__WHAT IS EXPECTED__.
Below is a set of records; restate each one word for word.

[Collection entries]
....

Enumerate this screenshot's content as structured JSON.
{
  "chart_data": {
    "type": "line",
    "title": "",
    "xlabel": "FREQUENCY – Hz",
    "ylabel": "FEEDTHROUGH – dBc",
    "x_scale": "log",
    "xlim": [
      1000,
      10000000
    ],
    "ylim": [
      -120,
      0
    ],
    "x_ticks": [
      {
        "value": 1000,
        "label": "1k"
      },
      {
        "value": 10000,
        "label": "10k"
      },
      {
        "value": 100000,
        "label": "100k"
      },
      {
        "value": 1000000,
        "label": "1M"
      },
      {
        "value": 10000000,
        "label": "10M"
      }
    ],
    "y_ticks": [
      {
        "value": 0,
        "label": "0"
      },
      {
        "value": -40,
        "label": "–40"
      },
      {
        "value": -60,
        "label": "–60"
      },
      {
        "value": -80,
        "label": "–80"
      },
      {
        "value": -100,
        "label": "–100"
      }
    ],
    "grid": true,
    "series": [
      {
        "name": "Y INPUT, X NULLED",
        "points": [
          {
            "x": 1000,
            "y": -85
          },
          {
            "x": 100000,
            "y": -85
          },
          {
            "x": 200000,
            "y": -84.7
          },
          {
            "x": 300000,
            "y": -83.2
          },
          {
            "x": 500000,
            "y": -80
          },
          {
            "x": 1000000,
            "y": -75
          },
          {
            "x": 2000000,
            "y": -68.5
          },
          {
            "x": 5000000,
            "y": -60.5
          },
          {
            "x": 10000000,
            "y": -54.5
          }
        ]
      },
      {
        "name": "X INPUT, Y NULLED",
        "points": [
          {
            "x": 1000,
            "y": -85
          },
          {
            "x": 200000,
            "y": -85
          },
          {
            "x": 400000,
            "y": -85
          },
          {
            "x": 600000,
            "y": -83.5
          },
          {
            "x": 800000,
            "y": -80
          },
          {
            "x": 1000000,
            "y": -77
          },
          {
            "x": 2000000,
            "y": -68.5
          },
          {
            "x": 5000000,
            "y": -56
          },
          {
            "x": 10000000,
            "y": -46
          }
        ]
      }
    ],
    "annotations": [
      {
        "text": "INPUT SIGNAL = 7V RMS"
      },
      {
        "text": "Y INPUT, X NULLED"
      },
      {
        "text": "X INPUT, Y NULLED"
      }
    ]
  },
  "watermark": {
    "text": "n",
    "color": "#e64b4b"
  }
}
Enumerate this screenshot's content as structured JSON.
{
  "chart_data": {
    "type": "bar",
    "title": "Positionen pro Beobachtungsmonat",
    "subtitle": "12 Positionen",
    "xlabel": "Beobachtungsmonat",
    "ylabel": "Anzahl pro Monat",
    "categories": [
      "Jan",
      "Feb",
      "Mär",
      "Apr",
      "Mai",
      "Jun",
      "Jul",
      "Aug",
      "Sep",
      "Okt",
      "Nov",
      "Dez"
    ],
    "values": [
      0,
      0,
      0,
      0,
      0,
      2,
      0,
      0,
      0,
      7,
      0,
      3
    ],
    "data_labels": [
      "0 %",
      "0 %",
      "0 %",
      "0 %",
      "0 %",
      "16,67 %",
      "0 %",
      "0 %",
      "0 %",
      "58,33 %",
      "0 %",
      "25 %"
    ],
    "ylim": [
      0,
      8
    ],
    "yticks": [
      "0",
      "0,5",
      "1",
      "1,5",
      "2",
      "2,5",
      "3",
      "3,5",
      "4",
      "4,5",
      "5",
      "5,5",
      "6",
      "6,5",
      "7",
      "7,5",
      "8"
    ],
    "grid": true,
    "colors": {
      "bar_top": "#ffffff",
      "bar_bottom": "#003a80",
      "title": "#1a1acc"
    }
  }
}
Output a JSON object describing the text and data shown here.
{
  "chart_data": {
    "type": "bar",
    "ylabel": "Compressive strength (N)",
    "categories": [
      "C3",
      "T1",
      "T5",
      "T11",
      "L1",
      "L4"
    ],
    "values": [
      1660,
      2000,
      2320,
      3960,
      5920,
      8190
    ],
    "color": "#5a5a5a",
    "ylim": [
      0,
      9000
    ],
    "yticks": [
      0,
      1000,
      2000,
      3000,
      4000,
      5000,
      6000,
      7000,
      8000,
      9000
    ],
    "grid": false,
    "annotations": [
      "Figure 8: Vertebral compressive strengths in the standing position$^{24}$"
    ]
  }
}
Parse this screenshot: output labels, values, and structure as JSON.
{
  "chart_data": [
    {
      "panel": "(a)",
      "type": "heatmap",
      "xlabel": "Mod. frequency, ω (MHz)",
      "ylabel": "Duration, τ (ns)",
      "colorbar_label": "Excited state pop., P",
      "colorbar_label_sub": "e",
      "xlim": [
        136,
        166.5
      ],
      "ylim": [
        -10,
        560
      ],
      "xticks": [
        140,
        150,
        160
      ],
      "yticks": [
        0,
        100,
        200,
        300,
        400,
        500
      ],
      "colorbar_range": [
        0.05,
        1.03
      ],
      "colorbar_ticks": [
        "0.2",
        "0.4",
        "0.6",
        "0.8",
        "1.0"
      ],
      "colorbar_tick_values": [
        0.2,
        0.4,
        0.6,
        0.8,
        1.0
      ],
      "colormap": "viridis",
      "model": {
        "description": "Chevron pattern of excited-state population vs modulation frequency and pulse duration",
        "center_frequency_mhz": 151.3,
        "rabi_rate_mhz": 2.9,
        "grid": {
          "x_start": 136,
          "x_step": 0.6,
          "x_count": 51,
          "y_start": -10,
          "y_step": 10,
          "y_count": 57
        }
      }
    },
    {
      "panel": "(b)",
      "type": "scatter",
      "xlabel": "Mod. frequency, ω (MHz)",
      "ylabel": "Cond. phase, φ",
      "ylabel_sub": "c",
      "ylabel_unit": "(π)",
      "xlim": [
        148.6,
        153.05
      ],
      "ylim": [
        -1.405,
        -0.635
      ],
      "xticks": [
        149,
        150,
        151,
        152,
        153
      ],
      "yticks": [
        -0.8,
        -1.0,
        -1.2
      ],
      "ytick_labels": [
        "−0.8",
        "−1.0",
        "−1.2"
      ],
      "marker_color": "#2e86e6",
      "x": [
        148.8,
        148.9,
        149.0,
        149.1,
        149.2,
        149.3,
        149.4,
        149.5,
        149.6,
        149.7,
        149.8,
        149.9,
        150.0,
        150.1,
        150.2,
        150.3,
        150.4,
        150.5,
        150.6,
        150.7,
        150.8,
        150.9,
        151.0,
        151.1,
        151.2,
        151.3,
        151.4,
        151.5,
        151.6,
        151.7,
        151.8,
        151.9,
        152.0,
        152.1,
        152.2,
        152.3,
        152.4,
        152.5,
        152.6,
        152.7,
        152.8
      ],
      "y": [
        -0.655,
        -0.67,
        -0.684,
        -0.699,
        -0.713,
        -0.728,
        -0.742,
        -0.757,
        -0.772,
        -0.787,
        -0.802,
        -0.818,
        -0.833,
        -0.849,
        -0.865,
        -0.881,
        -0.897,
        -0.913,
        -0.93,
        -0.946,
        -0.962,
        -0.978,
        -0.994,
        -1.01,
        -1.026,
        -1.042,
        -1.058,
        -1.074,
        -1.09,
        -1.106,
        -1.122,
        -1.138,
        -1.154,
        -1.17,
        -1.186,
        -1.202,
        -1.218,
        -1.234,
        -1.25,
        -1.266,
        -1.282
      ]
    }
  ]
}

....

__EXERCISE RESULT__.
Enumerate this screenshot's content as structured JSON.
{
  "chart_data": {
    "type": "line",
    "title": "",
    "xlabel": "FREQUENCY – Hz",
    "ylabel": "FEEDTHROUGH – dBc",
    "x_scale": "log",
    "xlim": [
      1000,
      10000000
    ],
    "ylim": [
      -120,
      0
    ],
    "x_ticks": [
      {
        "value": 1000,
        "label": "1k"
      },
      {
        "value": 10000,
        "label": "10k"
      },
      {
        "value": 100000,
        "label": "100k"
      },
      {
        "value": 1000000,
        "label": "1M"
      },
      {
        "value": 10000000,
        "label": "10M"
      }
    ],
    "y_ticks": [
      {
        "value": 0,
        "label": "0"
      },
      {
        "value": -40,
        "label": "–40"
      },
      {
        "value": -60,
        "label": "–60"
      },
      {
        "value": -80,
        "label": "–80"
      },
      {
        "value": -100,
        "label": "–100"
      }
    ],
    "grid": true,
    "series": [
      {
        "name": "Y INPUT, X NULLED",
        "points": [
          {
            "x": 1000,
            "y": -85
          },
          {
            "x": 100000,
            "y": -85
          },
          {
            "x": 200000,
            "y": -84.7
          },
          {
            "x": 300000,
            "y": -83.2
          },
          {
            "x": 500000,
            "y": -80
          },
          {
            "x": 1000000,
            "y": -75
          },
          {
            "x": 2000000,
            "y": -68.5
          },
          {
            "x": 5000000,
            "y": -60.5
          },
          {
            "x": 10000000,
            "y": -54.5
          }
        ]
      },
      {
        "name": "X INPUT, Y NULLED",
        "points": [
          {
            "x": 1000,
            "y": -85
          },
          {
            "x": 200000,
            "y": -85
          },
          {
            "x": 400000,
            "y": -85
          },
          {
            "x": 600000,
            "y": -83.5
          },
          {
            "x": 800000,
            "y": -80
          },
          {
            "x": 1000000,
            "y": -77
          },
          {
            "x": 2000000,
            "y": -68.5
          },
          {
            "x": 5000000,
            "y": -56
          },
          {
            "x": 10000000,
            "y": -46
          }
        ]
      }
    ],
    "annotations": [
      {
        "text": "INPUT SIGNAL = 7V RMS"
      },
      {
        "text": "Y INPUT, X NULLED"
      },
      {
        "text": "X INPUT, Y NULLED"
      }
    ]
  },
  "watermark": {
    "text": "n",
    "color": "#e64b4b"
  }
}
Enumerate this screenshot's content as structured JSON.
{
  "chart_data": {
    "type": "bar",
    "title": "Positionen pro Beobachtungsmonat",
    "subtitle": "12 Positionen",
    "xlabel": "Beobachtungsmonat",
    "ylabel": "Anzahl pro Monat",
    "categories": [
      "Jan",
      "Feb",
      "Mär",
      "Apr",
      "Mai",
      "Jun",
      "Jul",
      "Aug",
      "Sep",
      "Okt",
      "Nov",
      "Dez"
    ],
    "values": [
      0,
      0,
      0,
      0,
      0,
      2,
      0,
      0,
      0,
      7,
      0,
      3
    ],
    "data_labels": [
      "0 %",
      "0 %",
      "0 %",
      "0 %",
      "0 %",
      "16,67 %",
      "0 %",
      "0 %",
      "0 %",
      "58,33 %",
      "0 %",
      "25 %"
    ],
    "ylim": [
      0,
      8
    ],
    "yticks": [
      "0",
      "0,5",
      "1",
      "1,5",
      "2",
      "2,5",
      "3",
      "3,5",
      "4",
      "4,5",
      "5",
      "5,5",
      "6",
      "6,5",
      "7",
      "7,5",
      "8"
    ],
    "grid": true,
    "colors": {
      "bar_top": "#ffffff",
      "bar_bottom": "#003a80",
      "title": "#1a1acc"
    }
  }
}
Output a JSON object describing the text and data shown here.
{
  "chart_data": {
    "type": "bar",
    "ylabel": "Compressive strength (N)",
    "categories": [
      "C3",
      "T1",
      "T5",
      "T11",
      "L1",
      "L4"
    ],
    "values": [
      1660,
      2000,
      2320,
      3960,
      5920,
      8190
    ],
    "color": "#5a5a5a",
    "ylim": [
      0,
      9000
    ],
    "yticks": [
      0,
      1000,
      2000,
      3000,
      4000,
      5000,
      6000,
      7000,
      8000,
      9000
    ],
    "grid": false,
    "annotations": [
      "Figure 8: Vertebral compressive strengths in the standing position$^{24}$"
    ]
  }
}
Parse this screenshot: output labels, values, and structure as JSON.
{
  "chart_data": [
    {
      "panel": "(a)",
      "type": "heatmap",
      "xlabel": "Mod. frequency, ω (MHz)",
      "ylabel": "Duration, τ (ns)",
      "colorbar_label": "Excited state pop., P",
      "colorbar_label_sub": "e",
      "xlim": [
        136,
        166.5
      ],
      "ylim": [
        -10,
        560
      ],
      "xticks": [
        140,
        150,
        160
      ],
      "yticks": [
        0,
        100,
        200,
        300,
        400,
        500
      ],
      "colorbar_range": [
        0.05,
        1.03
      ],
      "colorbar_ticks": [
        "0.2",
        "0.4",
        "0.6",
        "0.8",
        "1.0"
      ],
      "colorbar_tick_values": [
        0.2,
        0.4,
        0.6,
        0.8,
        1.0
      ],
      "colormap": "viridis",
      "model": {
        "description": "Chevron pattern of excited-state population vs modulation frequency and pulse duration",
        "center_frequency_mhz": 151.3,
        "rabi_rate_mhz": 2.9,
        "grid": {
          "x_start": 136,
          "x_step": 0.6,
          "x_count": 51,
          "y_start": -10,
          "y_step": 10,
          "y_count": 57
        }
      }
    },
    {
      "panel": "(b)",
      "type": "scatter",
      "xlabel": "Mod. frequency, ω (MHz)",
      "ylabel": "Cond. phase, φ",
      "ylabel_sub": "c",
      "ylabel_unit": "(π)",
      "xlim": [
        148.6,
        153.05
      ],
      "ylim": [
        -1.405,
        -0.635
      ],
      "xticks": [
        149,
        150,
        151,
        152,
        153
      ],
      "yticks": [
        -0.8,
        -1.0,
        -1.2
      ],
      "ytick_labels": [
        "−0.8",
        "−1.0",
        "−1.2"
      ],
      "marker_color": "#2e86e6",
      "x": [
        148.8,
        148.9,
        149.0,
        149.1,
        149.2,
        149.3,
        149.4,
        149.5,
        149.6,
        149.7,
        149.8,
        149.9,
        150.0,
        150.1,
        150.2,
        150.3,
        150.4,
        150.5,
        150.6,
        150.7,
        150.8,
        150.9,
        151.0,
        151.1,
        151.2,
        151.3,
        151.4,
        151.5,
        151.6,
        151.7,
        151.8,
        151.9,
        152.0,
        152.1,
        152.2,
        152.3,
        152.4,
        152.5,
        152.6,
        152.7,
        152.8
      ],
      "y": [
        -0.655,
        -0.67,
        -0.684,
        -0.699,
        -0.713,
        -0.728,
        -0.742,
        -0.757,
        -0.772,
        -0.787,
        -0.802,
        -0.818,
        -0.833,
        -0.849,
        -0.865,
        -0.881,
        -0.897,
        -0.913,
        -0.93,
        -0.946,
        -0.962,
        -0.978,
        -0.994,
        -1.01,
        -1.026,
        -1.042,
        -1.058,
        -1.074,
        -1.09,
        -1.106,
        -1.122,
        -1.138,
        -1.154,
        -1.17,
        -1.186,
        -1.202,
        -1.218,
        -1.234,
        -1.25,
        -1.266,
        -1.282
      ]
    }
  ]
}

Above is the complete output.